Records for the task:
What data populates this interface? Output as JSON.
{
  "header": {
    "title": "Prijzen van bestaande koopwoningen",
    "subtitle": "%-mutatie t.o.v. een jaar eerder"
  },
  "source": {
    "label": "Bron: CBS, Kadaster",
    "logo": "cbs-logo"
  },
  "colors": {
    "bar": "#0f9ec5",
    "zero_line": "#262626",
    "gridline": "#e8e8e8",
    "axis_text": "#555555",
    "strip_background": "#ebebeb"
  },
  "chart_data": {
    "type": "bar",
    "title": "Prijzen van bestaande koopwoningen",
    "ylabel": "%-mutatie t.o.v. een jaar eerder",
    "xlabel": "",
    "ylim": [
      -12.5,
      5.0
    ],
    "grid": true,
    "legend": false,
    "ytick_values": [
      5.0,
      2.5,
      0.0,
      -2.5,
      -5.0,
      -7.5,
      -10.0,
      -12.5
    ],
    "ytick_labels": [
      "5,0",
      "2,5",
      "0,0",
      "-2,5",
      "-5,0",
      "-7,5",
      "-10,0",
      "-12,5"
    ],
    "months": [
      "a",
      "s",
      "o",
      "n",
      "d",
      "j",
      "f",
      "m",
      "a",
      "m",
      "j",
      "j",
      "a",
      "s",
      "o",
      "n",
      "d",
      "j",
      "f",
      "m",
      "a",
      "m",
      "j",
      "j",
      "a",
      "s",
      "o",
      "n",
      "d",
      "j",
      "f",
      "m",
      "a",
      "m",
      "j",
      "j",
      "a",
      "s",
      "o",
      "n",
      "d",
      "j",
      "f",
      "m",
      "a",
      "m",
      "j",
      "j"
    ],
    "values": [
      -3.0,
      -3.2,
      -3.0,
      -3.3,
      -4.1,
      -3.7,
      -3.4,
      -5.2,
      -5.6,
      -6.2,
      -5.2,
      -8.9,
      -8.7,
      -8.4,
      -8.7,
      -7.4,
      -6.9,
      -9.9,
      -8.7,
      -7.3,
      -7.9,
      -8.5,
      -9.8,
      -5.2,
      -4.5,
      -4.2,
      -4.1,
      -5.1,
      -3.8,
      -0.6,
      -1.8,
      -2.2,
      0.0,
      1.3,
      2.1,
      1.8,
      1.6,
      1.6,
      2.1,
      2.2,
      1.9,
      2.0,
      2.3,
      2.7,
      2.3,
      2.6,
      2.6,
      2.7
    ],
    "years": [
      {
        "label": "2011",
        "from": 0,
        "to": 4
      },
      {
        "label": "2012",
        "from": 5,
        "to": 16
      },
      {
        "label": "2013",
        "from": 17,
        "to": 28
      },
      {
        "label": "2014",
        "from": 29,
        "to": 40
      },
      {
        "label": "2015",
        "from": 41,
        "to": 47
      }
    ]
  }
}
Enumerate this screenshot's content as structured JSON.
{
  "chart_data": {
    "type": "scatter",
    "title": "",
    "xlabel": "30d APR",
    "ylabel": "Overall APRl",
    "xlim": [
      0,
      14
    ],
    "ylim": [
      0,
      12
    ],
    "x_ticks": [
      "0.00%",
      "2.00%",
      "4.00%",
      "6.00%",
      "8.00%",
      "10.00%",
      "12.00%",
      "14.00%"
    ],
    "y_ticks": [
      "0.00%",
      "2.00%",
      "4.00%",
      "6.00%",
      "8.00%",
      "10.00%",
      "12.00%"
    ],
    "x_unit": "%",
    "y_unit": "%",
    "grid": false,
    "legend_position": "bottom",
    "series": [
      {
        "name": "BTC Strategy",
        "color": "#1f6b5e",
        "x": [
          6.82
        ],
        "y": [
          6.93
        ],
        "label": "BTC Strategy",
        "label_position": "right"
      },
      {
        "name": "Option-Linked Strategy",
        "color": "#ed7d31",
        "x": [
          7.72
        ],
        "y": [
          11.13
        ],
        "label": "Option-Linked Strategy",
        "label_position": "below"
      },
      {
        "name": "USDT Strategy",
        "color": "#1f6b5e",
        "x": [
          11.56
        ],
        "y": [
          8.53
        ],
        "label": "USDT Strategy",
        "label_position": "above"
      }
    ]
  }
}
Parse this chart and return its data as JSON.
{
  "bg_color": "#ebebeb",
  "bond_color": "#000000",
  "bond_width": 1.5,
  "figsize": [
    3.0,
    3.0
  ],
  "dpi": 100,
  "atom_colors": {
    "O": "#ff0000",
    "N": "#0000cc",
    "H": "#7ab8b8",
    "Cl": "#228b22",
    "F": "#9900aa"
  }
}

Aim: Retype the data in full and match it exactly.

Written answer:
What data populates this interface? Output as JSON.
{
  "header": {
    "title": "Prijzen van bestaande koopwoningen",
    "subtitle": "%-mutatie t.o.v. een jaar eerder"
  },
  "source": {
    "label": "Bron: CBS, Kadaster",
    "logo": "cbs-logo"
  },
  "colors": {
    "bar": "#0f9ec5",
    "zero_line": "#262626",
    "gridline": "#e8e8e8",
    "axis_text": "#555555",
    "strip_background": "#ebebeb"
  },
  "chart_data": {
    "type": "bar",
    "title": "Prijzen van bestaande koopwoningen",
    "ylabel": "%-mutatie t.o.v. een jaar eerder",
    "xlabel": "",
    "ylim": [
      -12.5,
      5.0
    ],
    "grid": true,
    "legend": false,
    "ytick_values": [
      5.0,
      2.5,
      0.0,
      -2.5,
      -5.0,
      -7.5,
      -10.0,
      -12.5
    ],
    "ytick_labels": [
      "5,0",
      "2,5",
      "0,0",
      "-2,5",
      "-5,0",
      "-7,5",
      "-10,0",
      "-12,5"
    ],
    "months": [
      "a",
      "s",
      "o",
      "n",
      "d",
      "j",
      "f",
      "m",
      "a",
      "m",
      "j",
      "j",
      "a",
      "s",
      "o",
      "n",
      "d",
      "j",
      "f",
      "m",
      "a",
      "m",
      "j",
      "j",
      "a",
      "s",
      "o",
      "n",
      "d",
      "j",
      "f",
      "m",
      "a",
      "m",
      "j",
      "j",
      "a",
      "s",
      "o",
      "n",
      "d",
      "j",
      "f",
      "m",
      "a",
      "m",
      "j",
      "j"
    ],
    "values": [
      -3.0,
      -3.2,
      -3.0,
      -3.3,
      -4.1,
      -3.7,
      -3.4,
      -5.2,
      -5.6,
      -6.2,
      -5.2,
      -8.9,
      -8.7,
      -8.4,
      -8.7,
      -7.4,
      -6.9,
      -9.9,
      -8.7,
      -7.3,
      -7.9,
      -8.5,
      -9.8,
      -5.2,
      -4.5,
      -4.2,
      -4.1,
      -5.1,
      -3.8,
      -0.6,
      -1.8,
      -2.2,
      0.0,
      1.3,
      2.1,
      1.8,
      1.6,
      1.6,
      2.1,
      2.2,
      1.9,
      2.0,
      2.3,
      2.7,
      2.3,
      2.6,
      2.6,
      2.7
    ],
    "years": [
      {
        "label": "2011",
        "from": 0,
        "to": 4
      },
      {
        "label": "2012",
        "from": 5,
        "to": 16
      },
      {
        "label": "2013",
        "from": 17,
        "to": 28
      },
      {
        "label": "2014",
        "from": 29,
        "to": 40
      },
      {
        "label": "2015",
        "from": 41,
        "to": 47
      }
    ]
  }
}
Enumerate this screenshot's content as structured JSON.
{
  "chart_data": {
    "type": "scatter",
    "title": "",
    "xlabel": "30d APR",
    "ylabel": "Overall APRl",
    "xlim": [
      0,
      14
    ],
    "ylim": [
      0,
      12
    ],
    "x_ticks": [
      "0.00%",
      "2.00%",
      "4.00%",
      "6.00%",
      "8.00%",
      "10.00%",
      "12.00%",
      "14.00%"
    ],
    "y_ticks": [
      "0.00%",
      "2.00%",
      "4.00%",
      "6.00%",
      "8.00%",
      "10.00%",
      "12.00%"
    ],
    "x_unit": "%",
    "y_unit": "%",
    "grid": false,
    "legend_position": "bottom",
    "series": [
      {
        "name": "BTC Strategy",
        "color": "#1f6b5e",
        "x": [
          6.82
        ],
        "y": [
          6.93
        ],
        "label": "BTC Strategy",
        "label_position": "right"
      },
      {
        "name": "Option-Linked Strategy",
        "color": "#ed7d31",
        "x": [
          7.72
        ],
        "y": [
          11.13
        ],
        "label": "Option-Linked Strategy",
        "label_position": "below"
      },
      {
        "name": "USDT Strategy",
        "color": "#1f6b5e",
        "x": [
          11.56
        ],
        "y": [
          8.53
        ],
        "label": "USDT Strategy",
        "label_position": "above"
      }
    ]
  }
}
Parse this chart and return its data as JSON.
{
  "bg_color": "#ebebeb",
  "bond_color": "#000000",
  "bond_width": 1.5,
  "figsize": [
    3.0,
    3.0
  ],
  "dpi": 100,
  "atom_colors": {
    "O": "#ff0000",
    "N": "#0000cc",
    "H": "#7ab8b8",
    "Cl": "#228b22",
    "F": "#9900aa"
  }
}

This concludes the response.